**What to do**
Spot each line in the records below where the word "timer" occurs, then copy it.

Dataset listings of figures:
========================================

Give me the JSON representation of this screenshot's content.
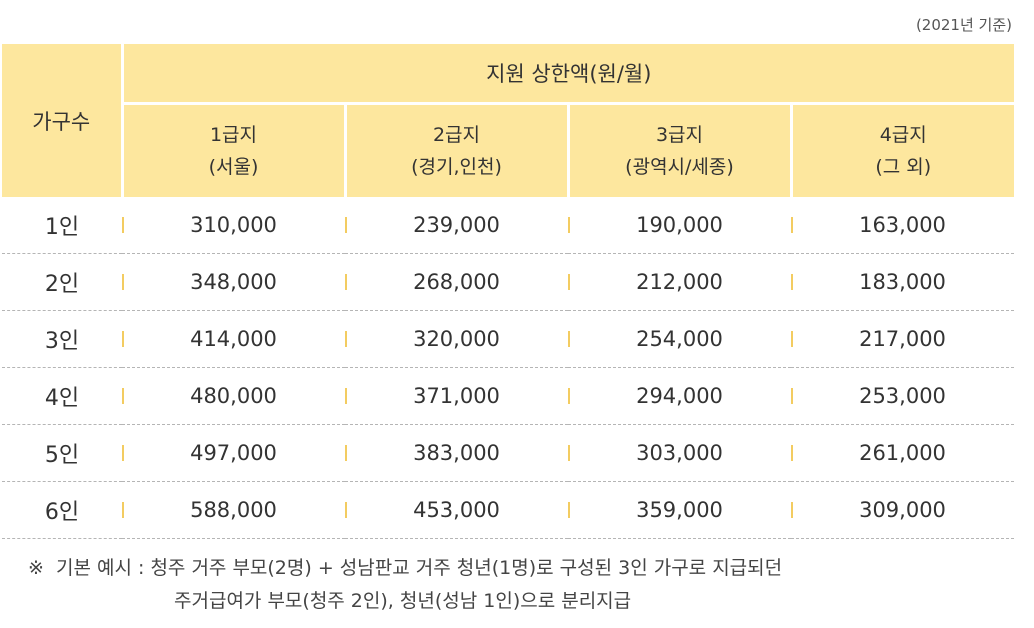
{
  "basis_text": "(2021년 기준)",
  "header": {
    "household_label": "가구수",
    "limit_title": "지원 상한액(원/월)",
    "grades": [
      {
        "name": "1급지",
        "region": "(서울)"
      },
      {
        "name": "2급지",
        "region": "(경기,인천)"
      },
      {
        "name": "3급지",
        "region": "(광역시/세종)"
      },
      {
        "name": "4급지",
        "region": "(그 외)"
      }
    ]
  },
  "rows": [
    {
      "family": "1인",
      "values": [
        "310,000",
        "239,000",
        "190,000",
        "163,000"
      ]
    },
    {
      "family": "2인",
      "values": [
        "348,000",
        "268,000",
        "212,000",
        "183,000"
      ]
    },
    {
      "family": "3인",
      "values": [
        "414,000",
        "320,000",
        "254,000",
        "217,000"
      ]
    },
    {
      "family": "4인",
      "values": [
        "480,000",
        "371,000",
        "294,000",
        "253,000"
      ]
    },
    {
      "family": "5인",
      "values": [
        "497,000",
        "383,000",
        "303,000",
        "261,000"
      ]
    },
    {
      "family": "6인",
      "values": [
        "588,000",
        "453,000",
        "359,000",
        "309,000"
      ]
    }
  ],
  "note": {
    "symbol": "※",
    "line1": "기본 예시 :  청주 거주 부모(2명) + 성남판교 거주 청년(1명)로 구성된 3인 가구로 지급되던",
    "line2": "주거급여가 부모(청주 2인), 청년(성남 1인)으로 분리지급"
  },
  "colors": {
    "header_bg": "#fde79e",
    "separator": "#f3cc61",
    "text": "#333333"
  }
}
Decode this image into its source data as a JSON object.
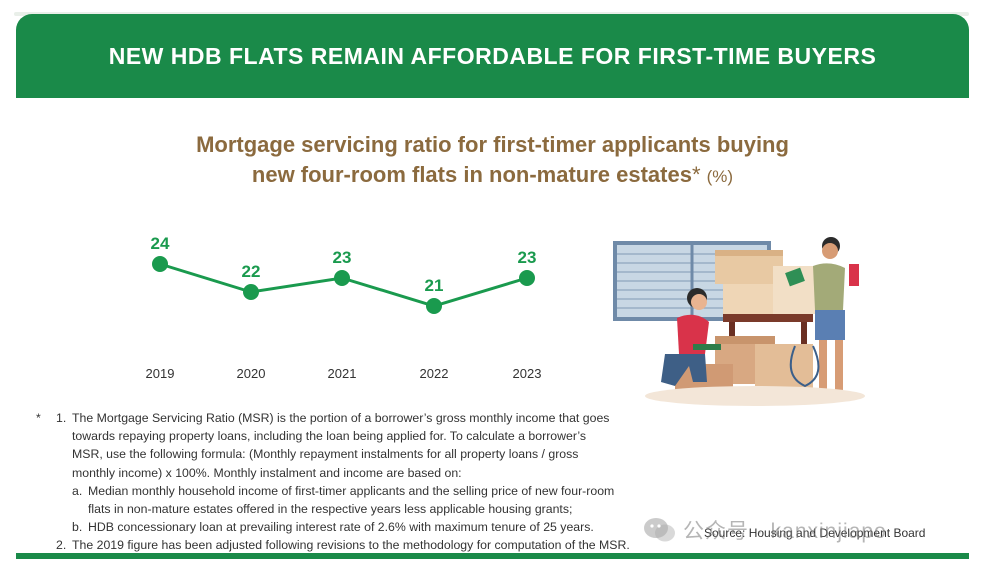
{
  "banner": {
    "title": "NEW HDB FLATS REMAIN AFFORDABLE FOR FIRST-TIME BUYERS"
  },
  "chart_data": {
    "type": "line",
    "title": "Mortgage servicing ratio for first-timer applicants buying new four-room flats in non-mature estates",
    "title_line1": "Mortgage servicing ratio for first-timer applicants buying",
    "title_line2": "new four-room flats in non-mature estates",
    "title_asterisk": "*",
    "unit": "(%)",
    "categories": [
      "2019",
      "2020",
      "2021",
      "2022",
      "2023"
    ],
    "values": [
      24,
      22,
      23,
      21,
      23
    ],
    "line_color": "#1a9a4e",
    "grid": false,
    "legend": false
  },
  "footnotes": {
    "marker": "*",
    "items": [
      {
        "num": "1.",
        "lines": [
          "The Mortgage Servicing Ratio (MSR) is the portion of a borrower’s gross monthly income that goes",
          "towards repaying property loans, including the loan being applied for. To calculate a borrower’s",
          "MSR, use the following formula: (Monthly repayment instalments for all property loans / gross",
          "monthly income) x 100%. Monthly instalment and income are based on:"
        ],
        "subitems": [
          {
            "letter": "a.",
            "lines": [
              "Median monthly household income of first-timer applicants and the selling price of new four-room",
              "flats in non-mature estates offered in the respective years less applicable housing grants;"
            ]
          },
          {
            "letter": "b.",
            "lines": [
              "HDB concessionary loan at prevailing interest rate of 2.6% with maximum tenure of 25 years."
            ]
          }
        ]
      },
      {
        "num": "2.",
        "lines": [
          "The 2019 figure has been adjusted following revisions to the methodology for computation of the MSR."
        ]
      }
    ]
  },
  "source": "Source: Housing and Development Board",
  "watermark": "公众号 · kanxinjiapo",
  "colors": {
    "brand_green": "#1a8a49",
    "title_brown": "#8b6a3e"
  }
}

========================================

**Solution**
    "title": "Mortgage servicing ratio for first-timer applicants buying new four-room flats in non-mature estates",
    "title_line1": "Mortgage servicing ratio for first-timer applicants buying",
              "Median monthly household income of first-timer applicants and the selling price of new four-room",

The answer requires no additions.